> [Task instructions]: Pick out every line of the data that contains the string "employed", matching case exactly, and copy each of those lines in full.
━━ Supplied entries ━━
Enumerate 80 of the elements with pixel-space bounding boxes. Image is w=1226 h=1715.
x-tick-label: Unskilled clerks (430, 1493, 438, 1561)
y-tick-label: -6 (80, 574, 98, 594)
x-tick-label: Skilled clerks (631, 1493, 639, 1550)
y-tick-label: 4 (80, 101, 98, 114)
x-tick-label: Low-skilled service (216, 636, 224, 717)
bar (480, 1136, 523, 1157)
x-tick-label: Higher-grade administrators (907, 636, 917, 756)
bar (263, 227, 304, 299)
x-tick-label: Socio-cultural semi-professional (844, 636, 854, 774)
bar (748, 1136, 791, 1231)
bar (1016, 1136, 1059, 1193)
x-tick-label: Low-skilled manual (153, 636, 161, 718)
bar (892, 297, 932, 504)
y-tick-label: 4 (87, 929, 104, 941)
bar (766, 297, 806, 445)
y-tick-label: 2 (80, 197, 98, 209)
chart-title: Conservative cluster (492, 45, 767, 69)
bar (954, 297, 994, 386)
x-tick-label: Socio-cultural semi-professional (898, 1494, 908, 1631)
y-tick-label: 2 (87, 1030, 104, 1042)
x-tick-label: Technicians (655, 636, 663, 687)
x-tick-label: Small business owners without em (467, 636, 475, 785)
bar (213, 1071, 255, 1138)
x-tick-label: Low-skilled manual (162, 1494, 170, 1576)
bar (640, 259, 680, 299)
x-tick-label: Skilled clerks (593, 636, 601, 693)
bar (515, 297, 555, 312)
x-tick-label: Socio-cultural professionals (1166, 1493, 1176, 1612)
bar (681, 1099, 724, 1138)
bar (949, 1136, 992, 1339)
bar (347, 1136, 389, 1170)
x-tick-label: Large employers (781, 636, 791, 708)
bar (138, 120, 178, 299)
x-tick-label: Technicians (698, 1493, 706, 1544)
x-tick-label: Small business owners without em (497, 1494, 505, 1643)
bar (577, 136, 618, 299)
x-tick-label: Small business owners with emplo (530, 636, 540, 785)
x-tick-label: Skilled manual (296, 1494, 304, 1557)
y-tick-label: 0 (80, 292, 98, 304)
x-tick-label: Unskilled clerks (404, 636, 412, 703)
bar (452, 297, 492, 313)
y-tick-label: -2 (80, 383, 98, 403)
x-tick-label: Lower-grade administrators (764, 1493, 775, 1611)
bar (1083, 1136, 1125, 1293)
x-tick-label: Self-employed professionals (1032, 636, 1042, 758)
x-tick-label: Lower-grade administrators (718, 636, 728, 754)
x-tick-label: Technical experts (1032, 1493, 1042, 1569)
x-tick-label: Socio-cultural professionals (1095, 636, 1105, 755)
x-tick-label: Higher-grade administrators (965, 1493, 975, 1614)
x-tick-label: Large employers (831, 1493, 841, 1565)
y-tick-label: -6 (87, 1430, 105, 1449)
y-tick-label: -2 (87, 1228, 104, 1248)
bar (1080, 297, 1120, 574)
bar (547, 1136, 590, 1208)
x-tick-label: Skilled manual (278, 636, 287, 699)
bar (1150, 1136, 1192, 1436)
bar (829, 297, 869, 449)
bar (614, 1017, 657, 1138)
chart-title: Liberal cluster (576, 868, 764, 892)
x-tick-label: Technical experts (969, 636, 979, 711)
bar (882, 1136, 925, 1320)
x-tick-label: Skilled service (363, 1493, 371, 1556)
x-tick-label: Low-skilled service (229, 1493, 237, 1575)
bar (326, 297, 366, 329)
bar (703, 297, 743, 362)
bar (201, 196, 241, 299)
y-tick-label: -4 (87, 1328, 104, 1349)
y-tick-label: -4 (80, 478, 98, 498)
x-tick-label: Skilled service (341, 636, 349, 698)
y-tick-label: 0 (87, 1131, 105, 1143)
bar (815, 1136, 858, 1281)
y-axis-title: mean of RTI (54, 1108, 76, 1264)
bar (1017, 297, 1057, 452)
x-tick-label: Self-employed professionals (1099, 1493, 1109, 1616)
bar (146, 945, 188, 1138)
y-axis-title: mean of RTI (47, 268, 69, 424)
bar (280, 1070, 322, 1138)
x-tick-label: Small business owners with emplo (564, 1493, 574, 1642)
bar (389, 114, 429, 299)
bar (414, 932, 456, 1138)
━━━
> [Problem solution]:
x-tick-label: Self-employed professionals (1032, 636, 1042, 758)
x-tick-label: Self-employed professionals (1099, 1493, 1109, 1616)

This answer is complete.